**PROBLEM STATEMENT**. Under this task are some entries; return every one of them exactly.

— START SOURCE MATERIAL —

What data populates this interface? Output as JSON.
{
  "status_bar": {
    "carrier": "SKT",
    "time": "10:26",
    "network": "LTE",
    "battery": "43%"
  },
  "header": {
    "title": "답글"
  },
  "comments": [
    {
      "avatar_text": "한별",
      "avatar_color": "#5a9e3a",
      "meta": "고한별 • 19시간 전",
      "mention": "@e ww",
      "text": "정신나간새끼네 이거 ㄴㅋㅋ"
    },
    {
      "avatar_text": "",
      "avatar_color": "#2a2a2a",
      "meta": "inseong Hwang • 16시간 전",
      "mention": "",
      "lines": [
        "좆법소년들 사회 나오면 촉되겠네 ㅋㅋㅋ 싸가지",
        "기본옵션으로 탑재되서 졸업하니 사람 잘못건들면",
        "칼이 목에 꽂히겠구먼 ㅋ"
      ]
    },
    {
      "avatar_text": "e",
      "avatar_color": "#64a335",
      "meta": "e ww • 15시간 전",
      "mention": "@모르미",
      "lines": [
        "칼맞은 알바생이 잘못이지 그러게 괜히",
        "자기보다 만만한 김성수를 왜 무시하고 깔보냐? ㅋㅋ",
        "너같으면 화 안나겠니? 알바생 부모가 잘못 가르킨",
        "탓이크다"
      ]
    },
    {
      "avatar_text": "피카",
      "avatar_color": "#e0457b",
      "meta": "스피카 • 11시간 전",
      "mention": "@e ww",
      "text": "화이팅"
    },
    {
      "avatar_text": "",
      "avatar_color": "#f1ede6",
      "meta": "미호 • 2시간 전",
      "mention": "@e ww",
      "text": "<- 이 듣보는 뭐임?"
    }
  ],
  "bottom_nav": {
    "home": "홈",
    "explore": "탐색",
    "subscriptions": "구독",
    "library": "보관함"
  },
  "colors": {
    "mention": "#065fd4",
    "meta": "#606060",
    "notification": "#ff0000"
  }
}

— END SOURCE MATERIAL —

**ANSWER FOR THE TASK**.
What data populates this interface? Output as JSON.
{
  "status_bar": {
    "carrier": "SKT",
    "time": "10:26",
    "network": "LTE",
    "battery": "43%"
  },
  "header": {
    "title": "답글"
  },
  "comments": [
    {
      "avatar_text": "한별",
      "avatar_color": "#5a9e3a",
      "meta": "고한별 • 19시간 전",
      "mention": "@e ww",
      "text": "정신나간새끼네 이거 ㄴㅋㅋ"
    },
    {
      "avatar_text": "",
      "avatar_color": "#2a2a2a",
      "meta": "inseong Hwang • 16시간 전",
      "mention": "",
      "lines": [
        "좆법소년들 사회 나오면 촉되겠네 ㅋㅋㅋ 싸가지",
        "기본옵션으로 탑재되서 졸업하니 사람 잘못건들면",
        "칼이 목에 꽂히겠구먼 ㅋ"
      ]
    },
    {
      "avatar_text": "e",
      "avatar_color": "#64a335",
      "meta": "e ww • 15시간 전",
      "mention": "@모르미",
      "lines": [
        "칼맞은 알바생이 잘못이지 그러게 괜히",
        "자기보다 만만한 김성수를 왜 무시하고 깔보냐? ㅋㅋ",
        "너같으면 화 안나겠니? 알바생 부모가 잘못 가르킨",
        "탓이크다"
      ]
    },
    {
      "avatar_text": "피카",
      "avatar_color": "#e0457b",
      "meta": "스피카 • 11시간 전",
      "mention": "@e ww",
      "text": "화이팅"
    },
    {
      "avatar_text": "",
      "avatar_color": "#f1ede6",
      "meta": "미호 • 2시간 전",
      "mention": "@e ww",
      "text": "<- 이 듣보는 뭐임?"
    }
  ],
  "bottom_nav": {
    "home": "홈",
    "explore": "탐색",
    "subscriptions": "구독",
    "library": "보관함"
  },
  "colors": {
    "mention": "#065fd4",
    "meta": "#606060",
    "notification": "#ff0000"
  }
}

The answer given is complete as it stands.